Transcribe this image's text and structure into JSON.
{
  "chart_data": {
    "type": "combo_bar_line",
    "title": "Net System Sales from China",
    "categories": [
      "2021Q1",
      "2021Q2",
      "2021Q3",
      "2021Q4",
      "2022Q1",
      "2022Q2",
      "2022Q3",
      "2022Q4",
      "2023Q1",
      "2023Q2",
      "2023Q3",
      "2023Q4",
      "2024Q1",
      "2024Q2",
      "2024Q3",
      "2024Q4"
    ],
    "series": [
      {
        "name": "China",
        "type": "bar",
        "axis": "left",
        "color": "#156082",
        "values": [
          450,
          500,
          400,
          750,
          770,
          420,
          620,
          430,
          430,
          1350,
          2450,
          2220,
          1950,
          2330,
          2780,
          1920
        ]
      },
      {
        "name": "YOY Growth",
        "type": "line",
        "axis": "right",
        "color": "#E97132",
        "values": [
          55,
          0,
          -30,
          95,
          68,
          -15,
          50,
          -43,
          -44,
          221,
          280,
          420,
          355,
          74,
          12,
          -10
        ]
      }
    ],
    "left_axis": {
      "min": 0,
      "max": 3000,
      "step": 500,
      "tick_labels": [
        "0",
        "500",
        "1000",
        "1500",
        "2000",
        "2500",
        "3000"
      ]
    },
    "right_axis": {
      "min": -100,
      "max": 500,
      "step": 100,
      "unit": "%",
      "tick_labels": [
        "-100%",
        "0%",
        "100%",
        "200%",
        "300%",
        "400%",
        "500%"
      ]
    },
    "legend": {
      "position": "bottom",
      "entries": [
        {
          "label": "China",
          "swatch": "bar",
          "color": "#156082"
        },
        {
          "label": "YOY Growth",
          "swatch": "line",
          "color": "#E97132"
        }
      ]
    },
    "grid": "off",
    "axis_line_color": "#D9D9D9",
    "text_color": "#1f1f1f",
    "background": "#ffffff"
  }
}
◇ ◇ ◇ ◇ ◇ ◇ ◇
Using the data above, reproduce every line exactly.

Transcribe this image's text and structure into JSON.
{
  "chart_data": {
    "type": "combo_bar_line",
    "title": "Net System Sales from China",
    "categories": [
      "2021Q1",
      "2021Q2",
      "2021Q3",
      "2021Q4",
      "2022Q1",
      "2022Q2",
      "2022Q3",
      "2022Q4",
      "2023Q1",
      "2023Q2",
      "2023Q3",
      "2023Q4",
      "2024Q1",
      "2024Q2",
      "2024Q3",
      "2024Q4"
    ],
    "series": [
      {
        "name": "China",
        "type": "bar",
        "axis": "left",
        "color": "#156082",
        "values": [
          450,
          500,
          400,
          750,
          770,
          420,
          620,
          430,
          430,
          1350,
          2450,
          2220,
          1950,
          2330,
          2780,
          1920
        ]
      },
      {
        "name": "YOY Growth",
        "type": "line",
        "axis": "right",
        "color": "#E97132",
        "values": [
          55,
          0,
          -30,
          95,
          68,
          -15,
          50,
          -43,
          -44,
          221,
          280,
          420,
          355,
          74,
          12,
          -10
        ]
      }
    ],
    "left_axis": {
      "min": 0,
      "max": 3000,
      "step": 500,
      "tick_labels": [
        "0",
        "500",
        "1000",
        "1500",
        "2000",
        "2500",
        "3000"
      ]
    },
    "right_axis": {
      "min": -100,
      "max": 500,
      "step": 100,
      "unit": "%",
      "tick_labels": [
        "-100%",
        "0%",
        "100%",
        "200%",
        "300%",
        "400%",
        "500%"
      ]
    },
    "legend": {
      "position": "bottom",
      "entries": [
        {
          "label": "China",
          "swatch": "bar",
          "color": "#156082"
        },
        {
          "label": "YOY Growth",
          "swatch": "line",
          "color": "#E97132"
        }
      ]
    },
    "grid": "off",
    "axis_line_color": "#D9D9D9",
    "text_color": "#1f1f1f",
    "background": "#ffffff"
  }
}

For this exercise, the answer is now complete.